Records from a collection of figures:
****************
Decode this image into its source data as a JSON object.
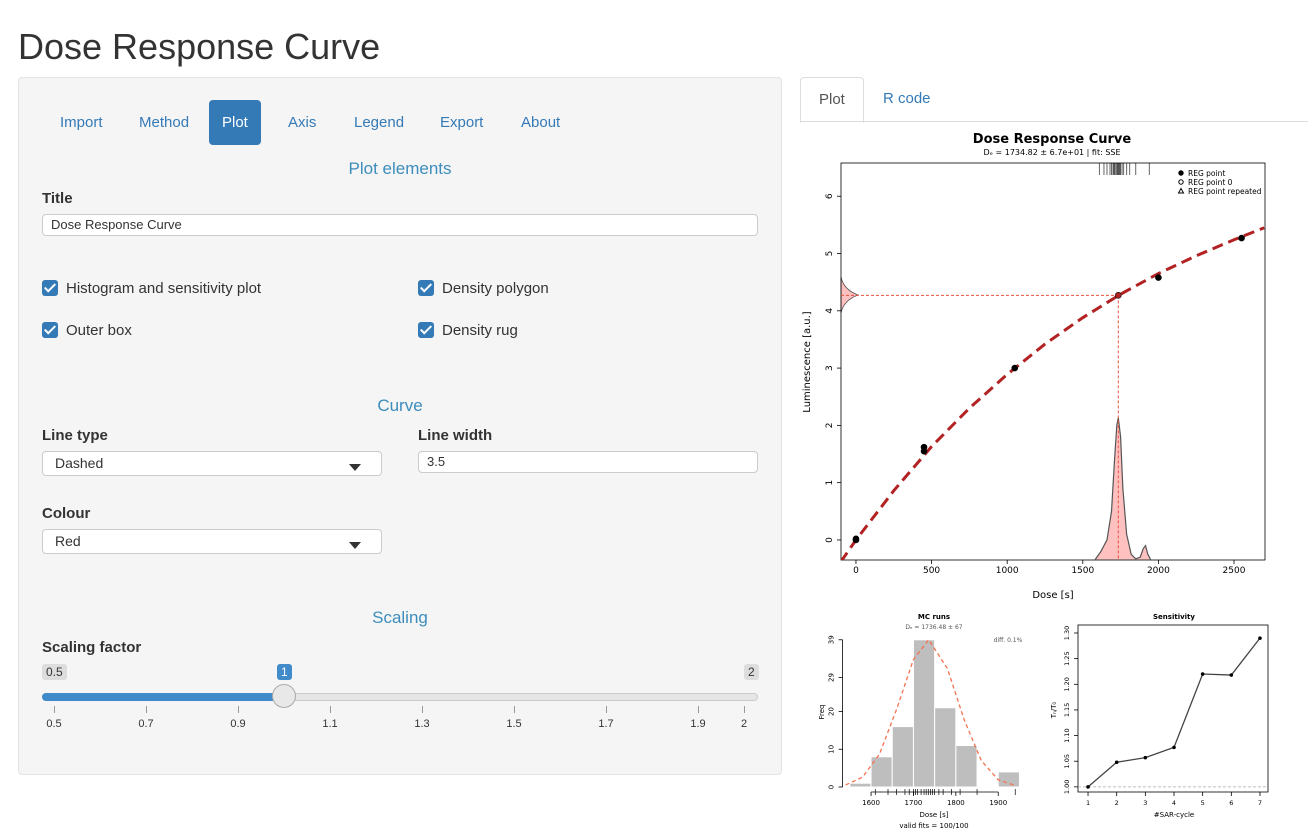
{
  "page_title": "Dose Response Curve",
  "settings_tabs": {
    "items": [
      "Import",
      "Method",
      "Plot",
      "Axis",
      "Legend",
      "Export",
      "About"
    ],
    "active": 2
  },
  "plot_elements": {
    "heading": "Plot elements",
    "title_label": "Title",
    "title_value": "Dose Response Curve",
    "checkboxes": [
      {
        "label": "Histogram and sensitivity plot",
        "checked": true
      },
      {
        "label": "Density polygon",
        "checked": true
      },
      {
        "label": "Outer box",
        "checked": true
      },
      {
        "label": "Density rug",
        "checked": true
      }
    ]
  },
  "curve": {
    "heading": "Curve",
    "line_type_label": "Line type",
    "line_type_value": "Dashed",
    "line_width_label": "Line width",
    "line_width_value": "3.5",
    "colour_label": "Colour",
    "colour_value": "Red"
  },
  "scaling": {
    "heading": "Scaling",
    "label": "Scaling factor",
    "min": 0.5,
    "max": 2,
    "value": 1,
    "ticks": [
      0.5,
      0.7,
      0.9,
      1.1,
      1.3,
      1.5,
      1.7,
      1.9,
      2
    ]
  },
  "output_tabs": {
    "items": [
      "Plot",
      "R code"
    ],
    "active": 0
  },
  "chart_data": [
    {
      "type": "scatter",
      "title": "Dose Response Curve",
      "subtitle": "Dₑ = 1734.82 ± 6.7e+01  |  fit: SSE",
      "xlabel": "Dose [s]",
      "ylabel": "Luminescence [a.u.]",
      "xlim": [
        -99,
        2705
      ],
      "ylim": [
        -0.35,
        6.58
      ],
      "xticks": [
        0,
        500,
        1000,
        1500,
        2000,
        2500
      ],
      "yticks": [
        0,
        1,
        2,
        3,
        4,
        5,
        6
      ],
      "legend": "top-right",
      "series": [
        {
          "name": "REG point",
          "marker": "filled",
          "color": "#000000",
          "x": [
            0,
            450,
            450,
            1050,
            2000,
            2550
          ],
          "y": [
            0.02,
            1.55,
            1.62,
            3.0,
            4.58,
            5.27
          ]
        },
        {
          "name": "REG point 0",
          "marker": "open",
          "color": "#000000",
          "x": [
            0
          ],
          "y": [
            0
          ]
        },
        {
          "name": "REG point repeated",
          "marker": "triangle",
          "color": "#000000",
          "x": [],
          "y": []
        }
      ],
      "de_point": {
        "x": 1734.82,
        "y": 4.27,
        "color": "#b22222",
        "line_color": "#e8533f"
      },
      "fit": {
        "color": "#b22222",
        "x": [
          -100,
          0,
          250,
          500,
          750,
          1000,
          1250,
          1500,
          1750,
          2000,
          2250,
          2500,
          2700
        ],
        "y": [
          -0.38,
          0,
          0.86,
          1.63,
          2.3,
          2.89,
          3.42,
          3.88,
          4.29,
          4.65,
          4.96,
          5.24,
          5.45
        ]
      },
      "density": {
        "color": "#ffc0c0",
        "x": [
          1580,
          1620,
          1660,
          1690,
          1710,
          1725,
          1735,
          1750,
          1765,
          1790,
          1820,
          1850,
          1880,
          1900,
          1915,
          1930,
          1950
        ],
        "y": [
          -0.35,
          -0.2,
          0,
          0.5,
          1.4,
          2.0,
          2.13,
          1.8,
          0.9,
          0.1,
          -0.25,
          -0.33,
          -0.3,
          -0.15,
          -0.1,
          -0.25,
          -0.35
        ]
      },
      "rug": [
        1610,
        1640,
        1660,
        1680,
        1690,
        1700,
        1705,
        1710,
        1718,
        1725,
        1730,
        1735,
        1740,
        1745,
        1750,
        1760,
        1770,
        1790,
        1810,
        1850,
        1940
      ]
    },
    {
      "type": "histogram",
      "title": "MC runs",
      "subtitle": "Dₑ = 1736.48 ± 67",
      "annotation": "diff. 0.1%",
      "xlabel": "Dose [s]",
      "footnote": "valid fits = 100/100",
      "ylabel": "Freq",
      "bins": [
        1550,
        1600,
        1650,
        1700,
        1750,
        1800,
        1850,
        1900,
        1950
      ],
      "counts": [
        1,
        8,
        16,
        39,
        21,
        11,
        0,
        4
      ],
      "color": "#bebebe",
      "xlim": [
        1540,
        1960
      ],
      "ylim": [
        0,
        40
      ],
      "xticks": [
        1600,
        1700,
        1800,
        1900
      ],
      "yticks": [
        0,
        10,
        20,
        29,
        39
      ],
      "normal_curve": {
        "color": "#f4724f",
        "x": [
          1540,
          1580,
          1620,
          1660,
          1700,
          1736,
          1780,
          1820,
          1860,
          1900,
          1940
        ],
        "y": [
          0.54,
          2.6,
          8.7,
          20.5,
          33.8,
          39,
          31.4,
          17.7,
          7.0,
          1.9,
          0.4
        ]
      }
    },
    {
      "type": "line",
      "title": "Sensitivity",
      "xlabel": "#SAR-cycle",
      "ylabel": "Tₙ/T₀",
      "x": [
        1,
        2,
        3,
        4,
        5,
        6,
        7
      ],
      "values": [
        1.0,
        1.048,
        1.057,
        1.077,
        1.22,
        1.218,
        1.29
      ],
      "xlim": [
        0.65,
        7.28
      ],
      "ylim": [
        0.99,
        1.3156
      ],
      "xticks": [
        1,
        2,
        3,
        4,
        5,
        6,
        7
      ],
      "yticks": [
        {
          "value": 1,
          "label": "1.00"
        },
        {
          "value": 1.05,
          "label": "1.05"
        },
        {
          "value": 1.1,
          "label": "1.10"
        },
        {
          "value": 1.15,
          "label": "1.15"
        },
        {
          "value": 1.2,
          "label": "1.20"
        },
        {
          "value": 1.25,
          "label": "1.25"
        },
        {
          "value": 1.3,
          "label": "1.30"
        }
      ],
      "reference_line": 1
    }
  ]
}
****************
Request: Could you reproduce every record above exactly, leaving out the pictures?

Solved problem:
Decode this image into its source data as a JSON object.
{
  "page_title": "Dose Response Curve",
  "settings_tabs": {
    "items": [
      "Import",
      "Method",
      "Plot",
      "Axis",
      "Legend",
      "Export",
      "About"
    ],
    "active": 2
  },
  "plot_elements": {
    "heading": "Plot elements",
    "title_label": "Title",
    "title_value": "Dose Response Curve",
    "checkboxes": [
      {
        "label": "Histogram and sensitivity plot",
        "checked": true
      },
      {
        "label": "Density polygon",
        "checked": true
      },
      {
        "label": "Outer box",
        "checked": true
      },
      {
        "label": "Density rug",
        "checked": true
      }
    ]
  },
  "curve": {
    "heading": "Curve",
    "line_type_label": "Line type",
    "line_type_value": "Dashed",
    "line_width_label": "Line width",
    "line_width_value": "3.5",
    "colour_label": "Colour",
    "colour_value": "Red"
  },
  "scaling": {
    "heading": "Scaling",
    "label": "Scaling factor",
    "min": 0.5,
    "max": 2,
    "value": 1,
    "ticks": [
      0.5,
      0.7,
      0.9,
      1.1,
      1.3,
      1.5,
      1.7,
      1.9,
      2
    ]
  },
  "output_tabs": {
    "items": [
      "Plot",
      "R code"
    ],
    "active": 0
  },
  "chart_data": [
    {
      "type": "scatter",
      "title": "Dose Response Curve",
      "subtitle": "Dₑ = 1734.82 ± 6.7e+01  |  fit: SSE",
      "xlabel": "Dose [s]",
      "ylabel": "Luminescence [a.u.]",
      "xlim": [
        -99,
        2705
      ],
      "ylim": [
        -0.35,
        6.58
      ],
      "xticks": [
        0,
        500,
        1000,
        1500,
        2000,
        2500
      ],
      "yticks": [
        0,
        1,
        2,
        3,
        4,
        5,
        6
      ],
      "legend": "top-right",
      "series": [
        {
          "name": "REG point",
          "marker": "filled",
          "color": "#000000",
          "x": [
            0,
            450,
            450,
            1050,
            2000,
            2550
          ],
          "y": [
            0.02,
            1.55,
            1.62,
            3.0,
            4.58,
            5.27
          ]
        },
        {
          "name": "REG point 0",
          "marker": "open",
          "color": "#000000",
          "x": [
            0
          ],
          "y": [
            0
          ]
        },
        {
          "name": "REG point repeated",
          "marker": "triangle",
          "color": "#000000",
          "x": [],
          "y": []
        }
      ],
      "de_point": {
        "x": 1734.82,
        "y": 4.27,
        "color": "#b22222",
        "line_color": "#e8533f"
      },
      "fit": {
        "color": "#b22222",
        "x": [
          -100,
          0,
          250,
          500,
          750,
          1000,
          1250,
          1500,
          1750,
          2000,
          2250,
          2500,
          2700
        ],
        "y": [
          -0.38,
          0,
          0.86,
          1.63,
          2.3,
          2.89,
          3.42,
          3.88,
          4.29,
          4.65,
          4.96,
          5.24,
          5.45
        ]
      },
      "density": {
        "color": "#ffc0c0",
        "x": [
          1580,
          1620,
          1660,
          1690,
          1710,
          1725,
          1735,
          1750,
          1765,
          1790,
          1820,
          1850,
          1880,
          1900,
          1915,
          1930,
          1950
        ],
        "y": [
          -0.35,
          -0.2,
          0,
          0.5,
          1.4,
          2.0,
          2.13,
          1.8,
          0.9,
          0.1,
          -0.25,
          -0.33,
          -0.3,
          -0.15,
          -0.1,
          -0.25,
          -0.35
        ]
      },
      "rug": [
        1610,
        1640,
        1660,
        1680,
        1690,
        1700,
        1705,
        1710,
        1718,
        1725,
        1730,
        1735,
        1740,
        1745,
        1750,
        1760,
        1770,
        1790,
        1810,
        1850,
        1940
      ]
    },
    {
      "type": "histogram",
      "title": "MC runs",
      "subtitle": "Dₑ = 1736.48 ± 67",
      "annotation": "diff. 0.1%",
      "xlabel": "Dose [s]",
      "footnote": "valid fits = 100/100",
      "ylabel": "Freq",
      "bins": [
        1550,
        1600,
        1650,
        1700,
        1750,
        1800,
        1850,
        1900,
        1950
      ],
      "counts": [
        1,
        8,
        16,
        39,
        21,
        11,
        0,
        4
      ],
      "color": "#bebebe",
      "xlim": [
        1540,
        1960
      ],
      "ylim": [
        0,
        40
      ],
      "xticks": [
        1600,
        1700,
        1800,
        1900
      ],
      "yticks": [
        0,
        10,
        20,
        29,
        39
      ],
      "normal_curve": {
        "color": "#f4724f",
        "x": [
          1540,
          1580,
          1620,
          1660,
          1700,
          1736,
          1780,
          1820,
          1860,
          1900,
          1940
        ],
        "y": [
          0.54,
          2.6,
          8.7,
          20.5,
          33.8,
          39,
          31.4,
          17.7,
          7.0,
          1.9,
          0.4
        ]
      }
    },
    {
      "type": "line",
      "title": "Sensitivity",
      "xlabel": "#SAR-cycle",
      "ylabel": "Tₙ/T₀",
      "x": [
        1,
        2,
        3,
        4,
        5,
        6,
        7
      ],
      "values": [
        1.0,
        1.048,
        1.057,
        1.077,
        1.22,
        1.218,
        1.29
      ],
      "xlim": [
        0.65,
        7.28
      ],
      "ylim": [
        0.99,
        1.3156
      ],
      "xticks": [
        1,
        2,
        3,
        4,
        5,
        6,
        7
      ],
      "yticks": [
        {
          "value": 1,
          "label": "1.00"
        },
        {
          "value": 1.05,
          "label": "1.05"
        },
        {
          "value": 1.1,
          "label": "1.10"
        },
        {
          "value": 1.15,
          "label": "1.15"
        },
        {
          "value": 1.2,
          "label": "1.20"
        },
        {
          "value": 1.25,
          "label": "1.25"
        },
        {
          "value": 1.3,
          "label": "1.30"
        }
      ],
      "reference_line": 1
    }
  ]
}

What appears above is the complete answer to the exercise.